Exercise description:
All entries below need to be written out exactly, but without their pictures.

(Data records)
========

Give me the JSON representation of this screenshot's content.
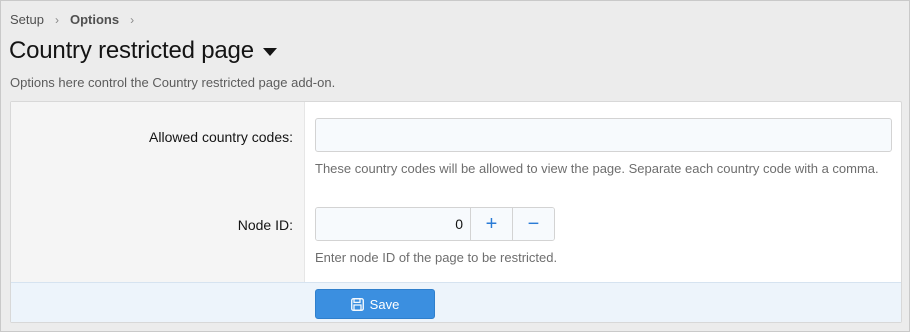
{
  "breadcrumb": {
    "items": [
      "Setup",
      "Options"
    ],
    "separator": "›"
  },
  "header": {
    "title": "Country restricted page",
    "description": "Options here control the Country restricted page add-on."
  },
  "form": {
    "country_codes": {
      "label": "Allowed country codes:",
      "value": "",
      "placeholder": "",
      "hint": "These country codes will be allowed to view the page. Separate each country code with a comma."
    },
    "node_id": {
      "label": "Node ID:",
      "value": "0",
      "increment_symbol": "+",
      "decrement_symbol": "−",
      "hint": "Enter node ID of the page to be restricted."
    }
  },
  "footer": {
    "save_label": "Save",
    "save_icon": "save-icon"
  },
  "colors": {
    "accent": "#3b8fe0",
    "stepper_symbol": "#2a7bd6",
    "footer_bg": "#edf4fb"
  }
}
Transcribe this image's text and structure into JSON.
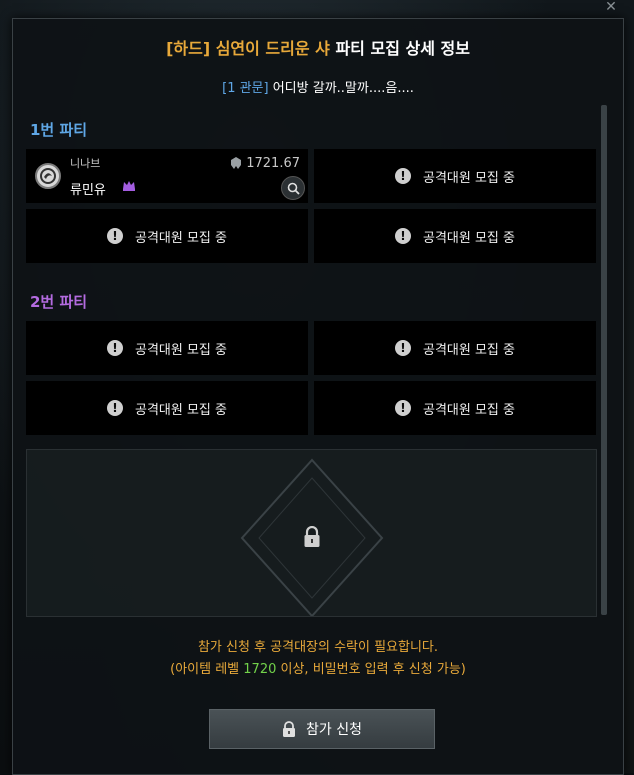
{
  "dialog": {
    "title_prefix": "[하드] 심연이 드리운 샤",
    "title_suffix": " 파티 모집 상세 정보",
    "stage_tag": "[1 관문]",
    "room_title": " 어디방 갈까..말까....음...."
  },
  "parties": [
    {
      "label": "1번 파티",
      "color": "#5fa7e6",
      "member": {
        "class_name": "니나브",
        "char_name": "류민유",
        "item_level": "1721.67",
        "is_leader": true
      },
      "empty_slot_text": "공격대원 모집 중"
    },
    {
      "label": "2번 파티",
      "color": "#b46be0",
      "empty_slot_text": "공격대원 모집 중"
    }
  ],
  "slots": {
    "p1s2": "공격대원 모집 중",
    "p1s3": "공격대원 모집 중",
    "p1s4": "공격대원 모집 중",
    "p2s1": "공격대원 모집 중",
    "p2s2": "공격대원 모집 중",
    "p2s3": "공격대원 모집 중",
    "p2s4": "공격대원 모집 중"
  },
  "notice": {
    "line1": "참가 신청 후 공격대장의 수락이 필요합니다.",
    "line2_prefix": "(아이템 레벨 ",
    "line2_level": "1720",
    "line2_suffix": " 이상, 비밀번호 입력 후 신청 가능)"
  },
  "apply_button": {
    "label": "참가 신청"
  },
  "icons": {
    "close": "close-icon",
    "warning": "exclamation-circle-icon",
    "crown": "crown-icon",
    "helmet": "helmet-icon",
    "inspect": "magnifier-icon",
    "lock": "lock-icon"
  },
  "colors": {
    "gold": "#e8a93a",
    "blue": "#5fa7e6",
    "purple": "#b46be0",
    "green": "#72d24a"
  }
}
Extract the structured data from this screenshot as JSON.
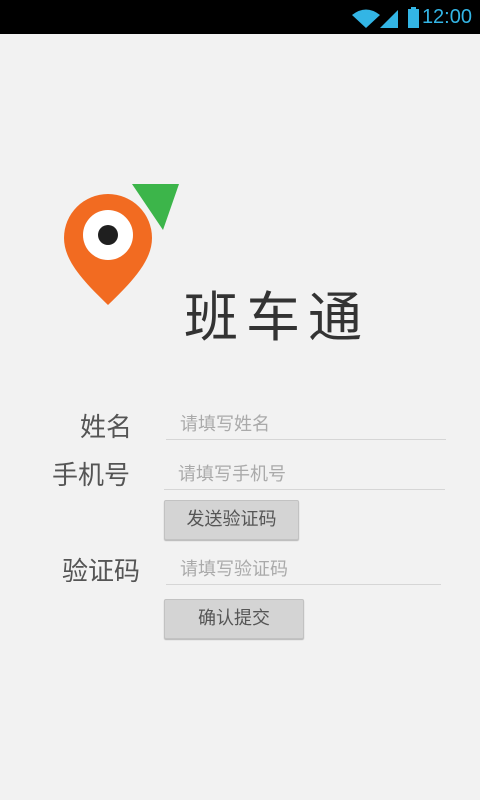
{
  "status_bar": {
    "time": "12:00",
    "icons": [
      "wifi-icon",
      "signal-icon",
      "battery-icon"
    ],
    "accent_color": "#33b5e5"
  },
  "app": {
    "title": "班车通",
    "logo_colors": {
      "pin": "#f26b21",
      "arrow": "#3cb54a"
    }
  },
  "form": {
    "name": {
      "label": "姓名",
      "value": "",
      "placeholder": "请填写姓名"
    },
    "phone": {
      "label": "手机号",
      "value": "",
      "placeholder": "请填写手机号"
    },
    "send_code_button": "发送验证码",
    "code": {
      "label": "验证码",
      "value": "",
      "placeholder": "请填写验证码"
    },
    "submit_button": "确认提交"
  }
}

========

Written solution:
Give me the JSON representation of this screenshot's content.
{
  "breadcrumb": {
    "items": [
      "Setup",
      "Options"
    ],
    "separator": "›"
  },
  "header": {
    "title": "Country restricted page",
    "description": "Options here control the Country restricted page add-on."
  },
  "form": {
    "country_codes": {
      "label": "Allowed country codes:",
      "value": "",
      "placeholder": "",
      "hint": "These country codes will be allowed to view the page. Separate each country code with a comma."
    },
    "node_id": {
      "label": "Node ID:",
      "value": "0",
      "increment_symbol": "+",
      "decrement_symbol": "−",
      "hint": "Enter node ID of the page to be restricted."
    }
  },
  "footer": {
    "save_label": "Save",
    "save_icon": "save-icon"
  },
  "colors": {
    "accent": "#3b8fe0",
    "stepper_symbol": "#2a7bd6",
    "footer_bg": "#edf4fb"
  }
}
Transcribe this image's text and structure into JSON.
{
  "dialog": {
    "title_prefix": "[하드] 심연이 드리운 샤",
    "title_suffix": " 파티 모집 상세 정보",
    "stage_tag": "[1 관문]",
    "room_title": " 어디방 갈까..말까....음...."
  },
  "parties": [
    {
      "label": "1번 파티",
      "color": "#5fa7e6",
      "member": {
        "class_name": "니나브",
        "char_name": "류민유",
        "item_level": "1721.67",
        "is_leader": true
      },
      "empty_slot_text": "공격대원 모집 중"
    },
    {
      "label": "2번 파티",
      "color": "#b46be0",
      "empty_slot_text": "공격대원 모집 중"
    }
  ],
  "slots": {
    "p1s2": "공격대원 모집 중",
    "p1s3": "공격대원 모집 중",
    "p1s4": "공격대원 모집 중",
    "p2s1": "공격대원 모집 중",
    "p2s2": "공격대원 모집 중",
    "p2s3": "공격대원 모집 중",
    "p2s4": "공격대원 모집 중"
  },
  "notice": {
    "line1": "참가 신청 후 공격대장의 수락이 필요합니다.",
    "line2_prefix": "(아이템 레벨 ",
    "line2_level": "1720",
    "line2_suffix": " 이상, 비밀번호 입력 후 신청 가능)"
  },
  "apply_button": {
    "label": "참가 신청"
  },
  "icons": {
    "close": "close-icon",
    "warning": "exclamation-circle-icon",
    "crown": "crown-icon",
    "helmet": "helmet-icon",
    "inspect": "magnifier-icon",
    "lock": "lock-icon"
  },
  "colors": {
    "gold": "#e8a93a",
    "blue": "#5fa7e6",
    "purple": "#b46be0",
    "green": "#72d24a"
  }
}
Extract the structured data from this screenshot as JSON.
{
  "status_bar": {
    "time": "12:00",
    "icons": [
      "wifi-icon",
      "signal-icon",
      "battery-icon"
    ],
    "accent_color": "#33b5e5"
  },
  "app": {
    "title": "班车通",
    "logo_colors": {
      "pin": "#f26b21",
      "arrow": "#3cb54a"
    }
  },
  "form": {
    "name": {
      "label": "姓名",
      "value": "",
      "placeholder": "请填写姓名"
    },
    "phone": {
      "label": "手机号",
      "value": "",
      "placeholder": "请填写手机号"
    },
    "send_code_button": "发送验证码",
    "code": {
      "label": "验证码",
      "value": "",
      "placeholder": "请填写验证码"
    },
    "submit_button": "确认提交"
  }
}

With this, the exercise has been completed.